- [Instructions to follow]:
Compute the number of lines that include the string "Side", then output that number and nothing else.

>> begin

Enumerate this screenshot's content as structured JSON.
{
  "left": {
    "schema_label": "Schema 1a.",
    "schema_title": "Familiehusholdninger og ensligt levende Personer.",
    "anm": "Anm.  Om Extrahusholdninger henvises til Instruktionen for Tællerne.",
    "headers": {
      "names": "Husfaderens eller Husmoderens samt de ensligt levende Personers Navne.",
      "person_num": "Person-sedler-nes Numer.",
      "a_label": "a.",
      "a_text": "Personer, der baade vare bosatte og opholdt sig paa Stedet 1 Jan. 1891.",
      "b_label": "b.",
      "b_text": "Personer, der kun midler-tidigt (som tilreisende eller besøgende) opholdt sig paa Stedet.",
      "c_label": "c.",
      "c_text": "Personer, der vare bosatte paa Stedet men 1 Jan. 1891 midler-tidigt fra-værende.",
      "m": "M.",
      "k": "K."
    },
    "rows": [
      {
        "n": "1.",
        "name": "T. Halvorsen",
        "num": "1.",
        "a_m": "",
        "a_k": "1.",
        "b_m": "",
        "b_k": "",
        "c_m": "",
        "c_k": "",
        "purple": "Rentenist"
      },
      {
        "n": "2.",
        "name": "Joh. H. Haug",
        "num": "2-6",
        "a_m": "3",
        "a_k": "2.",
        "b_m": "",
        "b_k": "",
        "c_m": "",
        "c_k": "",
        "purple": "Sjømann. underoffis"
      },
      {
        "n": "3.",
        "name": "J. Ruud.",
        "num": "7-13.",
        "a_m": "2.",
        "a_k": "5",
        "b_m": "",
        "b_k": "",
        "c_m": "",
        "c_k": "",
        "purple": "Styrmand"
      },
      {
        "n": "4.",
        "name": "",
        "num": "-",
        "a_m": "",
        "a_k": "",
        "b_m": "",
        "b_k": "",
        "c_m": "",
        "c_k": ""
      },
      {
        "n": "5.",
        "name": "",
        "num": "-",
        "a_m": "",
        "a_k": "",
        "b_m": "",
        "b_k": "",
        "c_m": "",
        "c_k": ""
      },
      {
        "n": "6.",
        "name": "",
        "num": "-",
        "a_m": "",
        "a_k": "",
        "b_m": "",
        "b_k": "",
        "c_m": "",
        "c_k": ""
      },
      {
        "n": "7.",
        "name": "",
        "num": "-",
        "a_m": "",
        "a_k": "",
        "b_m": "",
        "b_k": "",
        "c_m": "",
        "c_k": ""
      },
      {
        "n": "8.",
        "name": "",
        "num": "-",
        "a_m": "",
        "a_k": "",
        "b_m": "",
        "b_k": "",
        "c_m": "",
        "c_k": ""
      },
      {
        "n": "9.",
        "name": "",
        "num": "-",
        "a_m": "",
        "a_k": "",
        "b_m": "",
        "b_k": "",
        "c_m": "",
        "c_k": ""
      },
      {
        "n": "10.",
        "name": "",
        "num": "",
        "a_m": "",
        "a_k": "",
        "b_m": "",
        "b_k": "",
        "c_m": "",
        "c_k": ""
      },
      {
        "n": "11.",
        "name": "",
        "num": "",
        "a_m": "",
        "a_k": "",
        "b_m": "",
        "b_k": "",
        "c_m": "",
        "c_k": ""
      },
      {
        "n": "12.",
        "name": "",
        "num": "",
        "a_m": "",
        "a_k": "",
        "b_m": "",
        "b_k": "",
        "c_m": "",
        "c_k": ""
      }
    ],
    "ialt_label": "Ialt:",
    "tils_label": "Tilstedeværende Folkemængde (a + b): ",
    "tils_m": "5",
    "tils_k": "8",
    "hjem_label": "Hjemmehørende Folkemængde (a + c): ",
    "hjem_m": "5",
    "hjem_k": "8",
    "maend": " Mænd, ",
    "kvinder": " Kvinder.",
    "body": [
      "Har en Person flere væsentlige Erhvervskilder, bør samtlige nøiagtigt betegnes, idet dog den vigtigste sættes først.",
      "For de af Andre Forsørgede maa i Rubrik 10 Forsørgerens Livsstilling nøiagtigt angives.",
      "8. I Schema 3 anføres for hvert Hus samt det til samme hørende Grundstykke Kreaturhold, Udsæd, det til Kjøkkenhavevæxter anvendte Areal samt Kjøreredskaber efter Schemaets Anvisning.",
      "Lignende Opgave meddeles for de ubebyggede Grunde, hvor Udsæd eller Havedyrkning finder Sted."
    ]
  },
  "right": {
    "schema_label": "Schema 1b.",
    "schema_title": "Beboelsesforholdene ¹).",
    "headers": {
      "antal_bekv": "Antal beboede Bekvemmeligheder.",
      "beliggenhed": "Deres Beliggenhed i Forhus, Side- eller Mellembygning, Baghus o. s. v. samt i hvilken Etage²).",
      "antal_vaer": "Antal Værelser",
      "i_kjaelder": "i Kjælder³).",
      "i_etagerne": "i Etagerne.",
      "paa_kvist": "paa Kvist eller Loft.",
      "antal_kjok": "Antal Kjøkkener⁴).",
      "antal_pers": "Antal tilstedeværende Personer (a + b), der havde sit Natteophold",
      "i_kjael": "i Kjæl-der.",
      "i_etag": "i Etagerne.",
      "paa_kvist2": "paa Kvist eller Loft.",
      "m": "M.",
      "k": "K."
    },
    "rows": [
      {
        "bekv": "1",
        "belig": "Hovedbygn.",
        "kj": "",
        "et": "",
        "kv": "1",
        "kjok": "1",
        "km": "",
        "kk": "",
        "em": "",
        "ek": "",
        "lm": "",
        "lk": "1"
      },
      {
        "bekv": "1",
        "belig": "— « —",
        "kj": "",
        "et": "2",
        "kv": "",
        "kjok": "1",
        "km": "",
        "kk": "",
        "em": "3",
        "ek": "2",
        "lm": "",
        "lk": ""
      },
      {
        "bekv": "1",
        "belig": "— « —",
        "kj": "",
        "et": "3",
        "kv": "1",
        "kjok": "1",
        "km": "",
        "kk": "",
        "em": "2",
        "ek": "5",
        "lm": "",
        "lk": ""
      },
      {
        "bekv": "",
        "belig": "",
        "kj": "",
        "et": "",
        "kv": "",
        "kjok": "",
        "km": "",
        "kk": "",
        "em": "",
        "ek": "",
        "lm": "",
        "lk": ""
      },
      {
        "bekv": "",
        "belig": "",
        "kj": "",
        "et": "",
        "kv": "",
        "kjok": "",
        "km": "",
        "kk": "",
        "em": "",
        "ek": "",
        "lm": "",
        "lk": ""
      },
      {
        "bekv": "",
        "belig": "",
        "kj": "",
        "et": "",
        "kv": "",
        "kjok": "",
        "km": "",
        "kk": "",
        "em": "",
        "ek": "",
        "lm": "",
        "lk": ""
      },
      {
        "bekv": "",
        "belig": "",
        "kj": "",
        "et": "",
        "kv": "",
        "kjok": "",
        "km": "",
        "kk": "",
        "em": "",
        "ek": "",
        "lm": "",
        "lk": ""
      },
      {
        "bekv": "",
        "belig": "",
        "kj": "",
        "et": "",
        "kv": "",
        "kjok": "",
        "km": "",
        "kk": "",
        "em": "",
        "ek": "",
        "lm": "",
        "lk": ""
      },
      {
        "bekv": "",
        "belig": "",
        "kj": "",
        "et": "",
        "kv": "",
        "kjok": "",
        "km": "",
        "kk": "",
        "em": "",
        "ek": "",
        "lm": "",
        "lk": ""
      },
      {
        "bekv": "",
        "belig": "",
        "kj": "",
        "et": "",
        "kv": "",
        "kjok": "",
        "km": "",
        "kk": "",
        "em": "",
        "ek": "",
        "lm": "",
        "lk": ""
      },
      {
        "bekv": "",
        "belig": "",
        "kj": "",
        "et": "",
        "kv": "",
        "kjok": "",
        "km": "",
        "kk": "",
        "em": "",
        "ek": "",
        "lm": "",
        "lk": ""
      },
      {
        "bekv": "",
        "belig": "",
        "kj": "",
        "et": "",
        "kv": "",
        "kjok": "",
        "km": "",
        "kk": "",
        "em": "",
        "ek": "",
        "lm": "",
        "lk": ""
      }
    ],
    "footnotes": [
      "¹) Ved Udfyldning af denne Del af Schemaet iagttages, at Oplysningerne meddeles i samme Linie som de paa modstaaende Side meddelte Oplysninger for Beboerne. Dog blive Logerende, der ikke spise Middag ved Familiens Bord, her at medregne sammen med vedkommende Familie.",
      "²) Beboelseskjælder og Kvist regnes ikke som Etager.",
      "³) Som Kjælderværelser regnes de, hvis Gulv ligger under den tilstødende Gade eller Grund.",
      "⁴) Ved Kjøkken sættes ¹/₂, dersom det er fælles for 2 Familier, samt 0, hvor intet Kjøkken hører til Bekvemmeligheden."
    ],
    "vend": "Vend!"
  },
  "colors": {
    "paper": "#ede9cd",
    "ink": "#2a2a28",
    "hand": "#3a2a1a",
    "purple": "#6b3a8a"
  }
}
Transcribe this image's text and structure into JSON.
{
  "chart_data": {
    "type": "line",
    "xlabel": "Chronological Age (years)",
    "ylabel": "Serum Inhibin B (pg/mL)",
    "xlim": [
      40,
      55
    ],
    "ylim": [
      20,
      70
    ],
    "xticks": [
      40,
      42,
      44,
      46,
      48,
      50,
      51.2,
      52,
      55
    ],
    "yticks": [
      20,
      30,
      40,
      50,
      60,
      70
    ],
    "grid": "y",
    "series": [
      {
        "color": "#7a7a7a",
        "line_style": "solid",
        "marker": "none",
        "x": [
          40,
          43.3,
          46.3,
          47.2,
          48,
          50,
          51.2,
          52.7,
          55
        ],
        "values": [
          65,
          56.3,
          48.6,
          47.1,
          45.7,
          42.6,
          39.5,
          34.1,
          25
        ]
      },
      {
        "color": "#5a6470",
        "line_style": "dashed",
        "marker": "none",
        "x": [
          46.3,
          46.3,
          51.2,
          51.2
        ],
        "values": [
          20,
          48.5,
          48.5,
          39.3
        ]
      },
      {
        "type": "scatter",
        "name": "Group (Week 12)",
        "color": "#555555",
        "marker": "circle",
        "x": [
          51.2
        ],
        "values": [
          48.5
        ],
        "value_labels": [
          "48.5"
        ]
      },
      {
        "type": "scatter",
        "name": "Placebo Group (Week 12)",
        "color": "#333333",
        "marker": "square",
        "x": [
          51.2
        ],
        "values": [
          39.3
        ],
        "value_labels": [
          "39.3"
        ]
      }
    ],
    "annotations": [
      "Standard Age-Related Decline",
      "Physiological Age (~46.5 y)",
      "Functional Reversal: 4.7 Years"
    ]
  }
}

>> end

- [Written solution]:
2